-- begin PAGE --

The tote bears an uncanny resemblance to the panel and grafting saws featured by Smith. This example can easily be dated to circa 1800, and may even be earlier. This tote is a great example of what I call the ‘swept-forward’ design. The whole shape seems to lean forward slightly…just as in the ‘Key’. It is a subtle element, but one that is crucial to dating the tool.
The saw blade of this small saw is not so encouraging though. It may well be a replacement, but I’m not convinced one way or the other. The marks on the plate suggest a very primitive working of the steel. It was likely rolled, as steel plate had been for a very long time by the 18th century, but it is crude by our standards. There is a small chance it could have been forged by a blacksmith on an anvil, but these saws are very rare even by 18th century standards. The later steel nut and bolt is obviously a replacement on this saw, but this was a very common repair to saws of this time. The hardware of the late 18th century was nowhere near as robust as that used in the 20th century and often broke or wore out soon after manufacture. Regardless, the saw is the real gem. The value of it lies in the tote itself….it is another validation of the form shown in the ‘Key’.

-- end PAGE --
-- begin DATA --

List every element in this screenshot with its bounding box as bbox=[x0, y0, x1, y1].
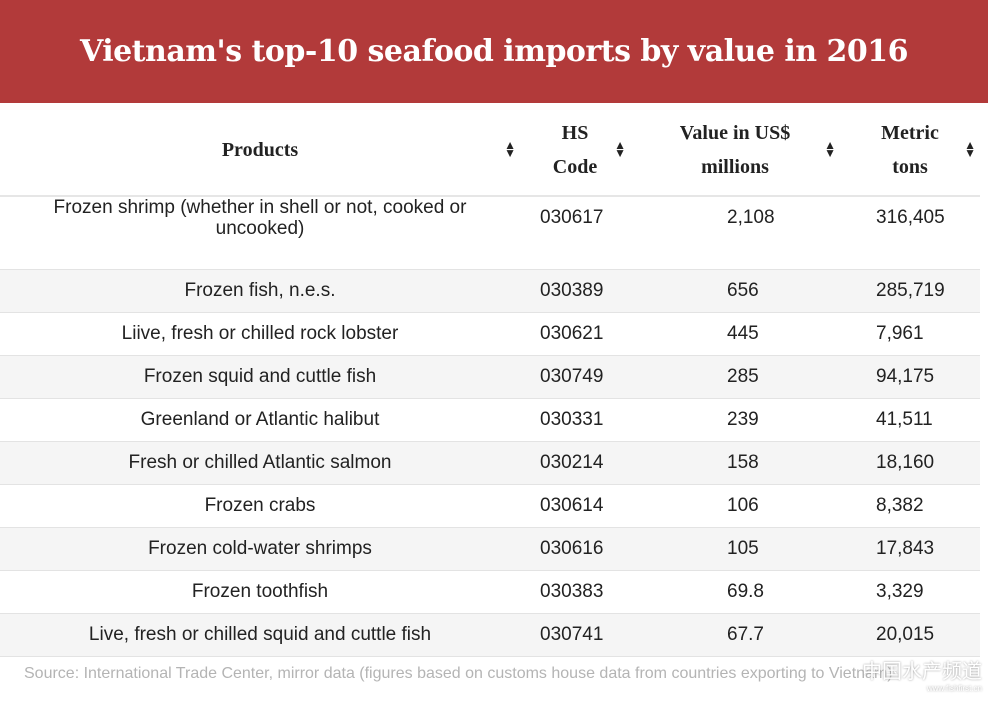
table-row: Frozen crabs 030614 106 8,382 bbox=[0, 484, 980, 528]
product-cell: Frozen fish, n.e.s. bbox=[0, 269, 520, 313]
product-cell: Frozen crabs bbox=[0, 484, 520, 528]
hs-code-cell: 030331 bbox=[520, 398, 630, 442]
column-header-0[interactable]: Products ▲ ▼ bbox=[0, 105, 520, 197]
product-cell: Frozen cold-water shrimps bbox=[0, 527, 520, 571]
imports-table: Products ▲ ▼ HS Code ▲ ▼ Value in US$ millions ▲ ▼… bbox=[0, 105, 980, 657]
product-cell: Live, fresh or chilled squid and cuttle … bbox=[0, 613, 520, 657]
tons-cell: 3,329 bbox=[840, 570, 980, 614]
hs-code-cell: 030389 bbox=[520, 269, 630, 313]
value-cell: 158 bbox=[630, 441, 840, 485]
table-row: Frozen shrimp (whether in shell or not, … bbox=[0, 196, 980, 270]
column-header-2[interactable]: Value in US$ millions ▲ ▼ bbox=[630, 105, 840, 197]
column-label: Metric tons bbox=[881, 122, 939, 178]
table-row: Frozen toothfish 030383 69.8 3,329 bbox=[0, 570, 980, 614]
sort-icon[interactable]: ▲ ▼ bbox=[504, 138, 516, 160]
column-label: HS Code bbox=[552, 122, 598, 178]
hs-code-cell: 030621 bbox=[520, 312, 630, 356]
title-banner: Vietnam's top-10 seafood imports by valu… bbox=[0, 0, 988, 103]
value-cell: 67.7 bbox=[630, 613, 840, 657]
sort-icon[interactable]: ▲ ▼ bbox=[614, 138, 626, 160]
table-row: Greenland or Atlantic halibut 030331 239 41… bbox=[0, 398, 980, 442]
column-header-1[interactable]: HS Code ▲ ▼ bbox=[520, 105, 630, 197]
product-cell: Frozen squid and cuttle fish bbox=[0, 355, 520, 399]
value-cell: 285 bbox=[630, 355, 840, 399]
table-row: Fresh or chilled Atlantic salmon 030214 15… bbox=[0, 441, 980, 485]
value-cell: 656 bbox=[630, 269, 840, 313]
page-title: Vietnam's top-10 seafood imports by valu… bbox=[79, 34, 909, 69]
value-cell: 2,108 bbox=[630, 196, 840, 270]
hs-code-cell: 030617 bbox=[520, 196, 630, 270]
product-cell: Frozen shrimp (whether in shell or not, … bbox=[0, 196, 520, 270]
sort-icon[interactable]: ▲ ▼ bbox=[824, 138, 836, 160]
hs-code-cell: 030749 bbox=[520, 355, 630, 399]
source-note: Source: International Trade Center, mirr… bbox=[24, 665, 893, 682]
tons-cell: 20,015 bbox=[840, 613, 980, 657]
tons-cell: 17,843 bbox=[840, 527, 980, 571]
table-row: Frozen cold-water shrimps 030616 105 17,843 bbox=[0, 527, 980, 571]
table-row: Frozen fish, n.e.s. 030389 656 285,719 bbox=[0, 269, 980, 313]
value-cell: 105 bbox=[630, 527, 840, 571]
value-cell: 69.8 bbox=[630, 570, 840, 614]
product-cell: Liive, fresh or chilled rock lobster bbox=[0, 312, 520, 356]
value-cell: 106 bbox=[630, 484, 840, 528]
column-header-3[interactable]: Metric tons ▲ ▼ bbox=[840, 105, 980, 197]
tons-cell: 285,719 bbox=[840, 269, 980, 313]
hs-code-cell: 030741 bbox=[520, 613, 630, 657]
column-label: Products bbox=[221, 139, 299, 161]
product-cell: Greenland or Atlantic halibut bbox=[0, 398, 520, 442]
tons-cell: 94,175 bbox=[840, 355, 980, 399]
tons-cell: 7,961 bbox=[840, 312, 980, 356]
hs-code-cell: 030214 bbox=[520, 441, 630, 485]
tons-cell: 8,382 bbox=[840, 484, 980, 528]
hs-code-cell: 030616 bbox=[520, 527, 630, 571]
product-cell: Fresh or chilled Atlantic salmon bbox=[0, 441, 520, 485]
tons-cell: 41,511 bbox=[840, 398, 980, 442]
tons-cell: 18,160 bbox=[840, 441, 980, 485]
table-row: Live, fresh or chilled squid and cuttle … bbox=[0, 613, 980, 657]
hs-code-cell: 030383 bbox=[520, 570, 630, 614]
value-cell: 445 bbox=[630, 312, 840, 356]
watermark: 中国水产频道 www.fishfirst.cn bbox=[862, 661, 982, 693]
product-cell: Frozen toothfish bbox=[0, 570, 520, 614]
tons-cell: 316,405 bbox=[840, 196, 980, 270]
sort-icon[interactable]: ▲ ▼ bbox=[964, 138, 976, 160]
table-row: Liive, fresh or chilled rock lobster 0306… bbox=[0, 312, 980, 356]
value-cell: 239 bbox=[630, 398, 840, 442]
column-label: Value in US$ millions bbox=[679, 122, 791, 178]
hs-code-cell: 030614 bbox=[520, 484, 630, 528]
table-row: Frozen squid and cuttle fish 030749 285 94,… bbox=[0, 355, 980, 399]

-- end DATA --

--- WRITTEN EXERCISE 1 ---
List the parts of the small saw that the saw passage mentions.
--- WRITTEN EXERCISE 2 ---
Reproduce the saw passage verbatim from "The saw blade" to "shown in the ‘Key’.".
--- WRITTEN EXERCISE 3 ---
Translate this sentence from the saw passage into Spanish: "It is a subtle element, but one that is crucial to dating the tool."

--- ANSWER 1 ---
- Tote
- Saw blade (plate)
- Steel nut
- Bolt

--- ANSWER 2 ---
The saw blade of this small saw is not so encouraging though. It may well be a replacement, but I’m not convinced one way or the other. The marks on the plate suggest a very primitive working of the steel. It was likely rolled, as steel plate had been for a very long time by the 18th century, but it is crude by our standards. There is a small chance it could have been forged by a blacksmith on an anvil, but these saws are very rare even by 18th century standards. The later steel nut and bolt is obviously a replacement on this saw, but this was a very common repair to saws of this time. The hardware of the late 18th century was nowhere near as robust as that used in the 20th century and often broke or wore out soon after manufacture. Regardless, the saw is the real gem. The value of it lies in the tote itself….it is another validation of the form shown in the ‘Key’.

--- ANSWER 3 ---
Es un elemento sutil, pero uno que resulta crucial para datar la herramienta.